:: Excerpt to read ::

Jesus: A Myth?

“Was Jesus a historical myth or mythic history? ‘5 reasons to suspect Jesus never existed’ appeared in Salon last month. The writer of the article boils the argument down to five main reasons:” Janie B. Cheaney

Myth makers

RELIGION | Scholars who doubt Jesus’ existence follow standard conspiracy theory procedure

By , World magazine, Issue: “Runaway sleigh,” Dec. 27, 2014, December 27, 2014, p. 22


Was Jesus a historical myth or mythic history? The traditional view among skeptics is that a man named Jesus appeared in the early first century, became the central figure of a religious cult, and was executed for insurrection, after which His followers spread the rumor that He had come back to life. The “historical Jesus,” according to this theory, was the victim as much as the inspiration of a great hoax.

Lately, though, some scholars are becoming more vocal about their belief that no such person walked the earth. “5 reasons to suspect Jesus never existed” appeared in Salon last month, highlighting their work. The writer of the article boils the argument down to five main reasons: (1) the lack of contemporary secular references to Jesus, (2) the puzzling failure of the earliest Christian writers (such as Paul and Peter) to mention any details of His early life, like His virgin birth, (3) the lack of authorial attribution in the Gospels, (4) the many contradictions in the Gospels, and (5) the wildly conflicting views of the “historical Jesus” that scholars claim to have found.

Evidence like this is neither new nor especially convincing to a Christian, and some points made in the article are flatly untrue. “Even the New Testament stories don’t claim to be first-hand accounts”? John would disagree (John 19:35; 21:24; 1 John 1:1); so would Luke (Luke 1:1-3) and Peter (2 Peter 1:18). The Gospels contradict each other? On some details they appear to, but the story they tell is remarkably consistent. As for competing views of the historical Jesus—the fable of the blind men and the elephant illustrates how such a thing could be. 

These arguments follow standard conspiracy theory procedure: Bypass the obvious, focus on the obscure, and stitch together the pieces that support the thesis. Skeptics who nitpick evidence—the appearance of trinities or crucified-and-resurrected gods in other religions, for instance—ignore the most convincing evidence of all for the existence of Christ, and that is the existence of Christians.

:: Challenge 1 ::
According to the column on whether Jesus was a myth, what do skeptics ignore as the most convincing evidence for the existence of Christ?

:: Listed entries ::

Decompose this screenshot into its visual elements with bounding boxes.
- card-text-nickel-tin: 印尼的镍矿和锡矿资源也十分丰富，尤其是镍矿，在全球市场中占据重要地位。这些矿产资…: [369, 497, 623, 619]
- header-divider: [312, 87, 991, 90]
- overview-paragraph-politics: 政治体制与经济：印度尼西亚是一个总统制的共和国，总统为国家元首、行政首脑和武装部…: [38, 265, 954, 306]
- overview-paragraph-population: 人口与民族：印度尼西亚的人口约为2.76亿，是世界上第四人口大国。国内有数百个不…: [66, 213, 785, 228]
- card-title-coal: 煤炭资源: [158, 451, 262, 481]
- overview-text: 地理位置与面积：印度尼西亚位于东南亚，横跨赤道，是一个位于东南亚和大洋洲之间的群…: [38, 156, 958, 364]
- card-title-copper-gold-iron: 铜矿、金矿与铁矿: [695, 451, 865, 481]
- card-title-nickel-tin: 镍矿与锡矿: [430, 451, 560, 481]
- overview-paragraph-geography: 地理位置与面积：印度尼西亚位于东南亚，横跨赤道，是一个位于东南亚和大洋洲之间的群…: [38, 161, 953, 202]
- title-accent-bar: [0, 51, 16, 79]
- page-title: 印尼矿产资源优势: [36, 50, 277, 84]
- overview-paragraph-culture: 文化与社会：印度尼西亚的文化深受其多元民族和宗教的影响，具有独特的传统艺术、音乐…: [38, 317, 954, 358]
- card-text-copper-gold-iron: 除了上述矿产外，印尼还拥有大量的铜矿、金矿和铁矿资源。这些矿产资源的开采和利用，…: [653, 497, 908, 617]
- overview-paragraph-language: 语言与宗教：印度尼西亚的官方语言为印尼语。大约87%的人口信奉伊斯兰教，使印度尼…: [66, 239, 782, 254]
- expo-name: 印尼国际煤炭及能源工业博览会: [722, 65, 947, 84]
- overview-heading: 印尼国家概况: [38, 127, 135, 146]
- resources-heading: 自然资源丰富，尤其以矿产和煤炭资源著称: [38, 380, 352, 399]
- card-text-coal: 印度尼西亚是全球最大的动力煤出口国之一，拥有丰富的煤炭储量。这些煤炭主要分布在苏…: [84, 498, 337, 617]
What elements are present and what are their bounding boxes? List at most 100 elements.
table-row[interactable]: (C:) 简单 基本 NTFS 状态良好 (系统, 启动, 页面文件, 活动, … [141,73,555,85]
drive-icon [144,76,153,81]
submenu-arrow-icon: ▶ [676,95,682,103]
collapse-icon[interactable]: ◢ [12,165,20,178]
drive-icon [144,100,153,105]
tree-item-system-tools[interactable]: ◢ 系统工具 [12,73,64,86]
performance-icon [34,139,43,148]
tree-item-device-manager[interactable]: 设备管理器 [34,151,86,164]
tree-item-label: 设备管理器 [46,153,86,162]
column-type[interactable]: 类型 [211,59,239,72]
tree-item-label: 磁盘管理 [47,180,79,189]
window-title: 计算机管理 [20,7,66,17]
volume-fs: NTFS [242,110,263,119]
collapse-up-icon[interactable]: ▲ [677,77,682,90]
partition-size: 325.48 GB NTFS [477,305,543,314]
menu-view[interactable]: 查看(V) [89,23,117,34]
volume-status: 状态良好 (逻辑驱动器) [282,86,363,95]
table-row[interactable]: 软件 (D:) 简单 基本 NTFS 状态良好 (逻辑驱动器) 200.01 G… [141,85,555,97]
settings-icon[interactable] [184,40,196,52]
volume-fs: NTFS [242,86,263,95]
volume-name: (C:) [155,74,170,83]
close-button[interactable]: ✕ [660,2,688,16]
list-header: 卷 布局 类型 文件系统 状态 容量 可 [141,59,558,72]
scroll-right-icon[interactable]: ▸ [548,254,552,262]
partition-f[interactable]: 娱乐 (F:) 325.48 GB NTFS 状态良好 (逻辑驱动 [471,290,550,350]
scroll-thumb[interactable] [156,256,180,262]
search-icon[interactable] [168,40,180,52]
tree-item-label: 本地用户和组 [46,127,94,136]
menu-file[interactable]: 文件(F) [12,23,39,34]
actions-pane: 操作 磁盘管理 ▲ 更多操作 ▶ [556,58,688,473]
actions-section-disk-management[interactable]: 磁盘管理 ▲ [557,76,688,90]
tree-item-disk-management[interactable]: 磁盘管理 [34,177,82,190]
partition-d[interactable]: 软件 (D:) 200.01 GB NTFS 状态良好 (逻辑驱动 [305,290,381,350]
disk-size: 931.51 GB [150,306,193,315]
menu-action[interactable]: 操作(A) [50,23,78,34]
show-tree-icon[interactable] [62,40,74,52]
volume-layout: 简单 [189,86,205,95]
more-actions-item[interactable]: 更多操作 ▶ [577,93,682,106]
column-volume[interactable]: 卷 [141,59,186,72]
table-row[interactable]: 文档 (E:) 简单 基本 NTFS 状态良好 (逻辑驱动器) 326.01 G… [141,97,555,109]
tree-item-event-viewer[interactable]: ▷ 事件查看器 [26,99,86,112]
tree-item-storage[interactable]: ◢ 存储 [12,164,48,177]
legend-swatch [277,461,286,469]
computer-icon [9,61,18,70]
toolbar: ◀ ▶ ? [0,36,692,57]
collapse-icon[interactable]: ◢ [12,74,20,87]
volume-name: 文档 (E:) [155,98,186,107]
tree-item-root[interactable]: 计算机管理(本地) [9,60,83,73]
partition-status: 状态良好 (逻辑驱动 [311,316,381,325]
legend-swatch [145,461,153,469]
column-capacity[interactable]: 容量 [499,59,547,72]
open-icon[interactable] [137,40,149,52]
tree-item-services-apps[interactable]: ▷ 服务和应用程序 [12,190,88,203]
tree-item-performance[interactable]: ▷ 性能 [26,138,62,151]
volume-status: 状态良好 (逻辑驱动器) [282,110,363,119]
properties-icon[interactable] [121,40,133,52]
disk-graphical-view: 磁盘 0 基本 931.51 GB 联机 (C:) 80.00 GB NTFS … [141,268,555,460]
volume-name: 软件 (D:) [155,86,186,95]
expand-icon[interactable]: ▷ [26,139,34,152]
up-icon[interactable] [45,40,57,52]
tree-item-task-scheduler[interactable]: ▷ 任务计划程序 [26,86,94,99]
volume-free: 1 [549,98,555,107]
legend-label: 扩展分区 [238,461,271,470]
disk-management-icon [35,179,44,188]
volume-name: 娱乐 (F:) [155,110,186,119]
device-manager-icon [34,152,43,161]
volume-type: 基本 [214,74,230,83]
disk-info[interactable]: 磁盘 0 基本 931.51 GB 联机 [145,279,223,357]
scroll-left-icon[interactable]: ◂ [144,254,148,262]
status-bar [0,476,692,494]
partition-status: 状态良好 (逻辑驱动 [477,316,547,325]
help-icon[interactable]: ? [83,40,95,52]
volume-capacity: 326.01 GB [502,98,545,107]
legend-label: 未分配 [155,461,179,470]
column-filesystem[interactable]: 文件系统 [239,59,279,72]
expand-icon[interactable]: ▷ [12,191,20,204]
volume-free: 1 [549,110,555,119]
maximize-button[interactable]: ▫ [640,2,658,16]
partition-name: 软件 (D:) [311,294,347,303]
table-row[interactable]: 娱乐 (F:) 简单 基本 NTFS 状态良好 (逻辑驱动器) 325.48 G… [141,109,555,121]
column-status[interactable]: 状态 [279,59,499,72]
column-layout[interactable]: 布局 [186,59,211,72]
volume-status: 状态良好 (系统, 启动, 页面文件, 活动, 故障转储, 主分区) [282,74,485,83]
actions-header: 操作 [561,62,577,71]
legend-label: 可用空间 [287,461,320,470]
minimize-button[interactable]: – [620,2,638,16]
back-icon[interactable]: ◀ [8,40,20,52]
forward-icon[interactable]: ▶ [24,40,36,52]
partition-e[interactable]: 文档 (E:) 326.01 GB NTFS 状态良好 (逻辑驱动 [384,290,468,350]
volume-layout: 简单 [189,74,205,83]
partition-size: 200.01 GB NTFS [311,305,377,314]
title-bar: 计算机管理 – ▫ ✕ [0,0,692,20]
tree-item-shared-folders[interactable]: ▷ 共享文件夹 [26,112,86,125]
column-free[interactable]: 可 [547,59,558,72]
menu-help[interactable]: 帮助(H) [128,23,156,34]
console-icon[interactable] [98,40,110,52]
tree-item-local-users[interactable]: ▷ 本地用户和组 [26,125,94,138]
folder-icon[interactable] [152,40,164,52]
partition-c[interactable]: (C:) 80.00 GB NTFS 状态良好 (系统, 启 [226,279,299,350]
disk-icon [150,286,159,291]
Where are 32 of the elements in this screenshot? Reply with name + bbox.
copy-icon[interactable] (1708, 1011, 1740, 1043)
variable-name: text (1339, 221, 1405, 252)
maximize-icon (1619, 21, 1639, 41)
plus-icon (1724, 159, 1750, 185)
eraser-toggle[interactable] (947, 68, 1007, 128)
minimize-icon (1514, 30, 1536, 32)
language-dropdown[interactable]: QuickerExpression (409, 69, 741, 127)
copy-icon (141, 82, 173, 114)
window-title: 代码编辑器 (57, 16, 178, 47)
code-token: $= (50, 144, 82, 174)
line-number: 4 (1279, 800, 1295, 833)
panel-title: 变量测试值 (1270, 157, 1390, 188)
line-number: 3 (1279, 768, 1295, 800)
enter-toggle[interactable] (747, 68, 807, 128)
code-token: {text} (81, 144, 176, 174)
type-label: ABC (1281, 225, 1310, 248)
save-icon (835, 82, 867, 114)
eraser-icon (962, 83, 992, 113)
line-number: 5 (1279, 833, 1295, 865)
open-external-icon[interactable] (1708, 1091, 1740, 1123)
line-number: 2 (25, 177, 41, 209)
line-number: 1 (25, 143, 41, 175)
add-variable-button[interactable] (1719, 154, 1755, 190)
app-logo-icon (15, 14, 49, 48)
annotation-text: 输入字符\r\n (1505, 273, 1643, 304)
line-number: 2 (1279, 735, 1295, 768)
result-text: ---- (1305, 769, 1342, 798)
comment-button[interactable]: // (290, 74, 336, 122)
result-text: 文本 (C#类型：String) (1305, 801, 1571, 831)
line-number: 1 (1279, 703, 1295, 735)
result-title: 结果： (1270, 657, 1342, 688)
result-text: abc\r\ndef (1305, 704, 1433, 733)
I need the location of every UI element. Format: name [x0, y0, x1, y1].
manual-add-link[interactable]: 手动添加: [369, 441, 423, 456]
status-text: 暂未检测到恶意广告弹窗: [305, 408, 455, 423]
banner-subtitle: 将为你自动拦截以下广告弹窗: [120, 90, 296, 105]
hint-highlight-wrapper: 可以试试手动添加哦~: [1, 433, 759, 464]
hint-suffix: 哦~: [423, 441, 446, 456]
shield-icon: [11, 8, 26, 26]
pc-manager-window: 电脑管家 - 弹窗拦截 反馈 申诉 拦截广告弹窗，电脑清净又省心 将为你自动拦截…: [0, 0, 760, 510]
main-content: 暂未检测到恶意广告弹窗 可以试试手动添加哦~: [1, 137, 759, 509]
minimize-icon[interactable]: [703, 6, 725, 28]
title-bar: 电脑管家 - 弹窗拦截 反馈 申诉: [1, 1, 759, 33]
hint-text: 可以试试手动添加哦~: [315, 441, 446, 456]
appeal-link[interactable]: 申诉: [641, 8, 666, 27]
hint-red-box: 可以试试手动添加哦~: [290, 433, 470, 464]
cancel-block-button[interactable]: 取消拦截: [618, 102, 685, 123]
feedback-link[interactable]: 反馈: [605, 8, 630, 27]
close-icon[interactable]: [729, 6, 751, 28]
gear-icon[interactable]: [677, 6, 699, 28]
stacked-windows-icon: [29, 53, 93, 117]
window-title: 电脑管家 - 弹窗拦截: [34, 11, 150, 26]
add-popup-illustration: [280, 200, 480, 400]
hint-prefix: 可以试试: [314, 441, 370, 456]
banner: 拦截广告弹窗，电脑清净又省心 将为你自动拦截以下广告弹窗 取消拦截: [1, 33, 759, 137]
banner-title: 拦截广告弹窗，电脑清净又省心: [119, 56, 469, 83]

:: Challenge 2 ::
Select every line of the records that contains the string "电脑管家", treating case as significant.

:: Correct answer 1 ::
The existence of Christians.

:: Correct answer 2 ::
pc-manager-window: 电脑管家 - 弹窗拦截 反馈 申诉 拦截广告弹窗，电脑清净又省心 将为你自动拦截…: [0, 0, 760, 510]
title-bar: 电脑管家 - 弹窗拦截 反馈 申诉: [1, 1, 759, 33]
window-title: 电脑管家 - 弹窗拦截: [34, 11, 150, 26]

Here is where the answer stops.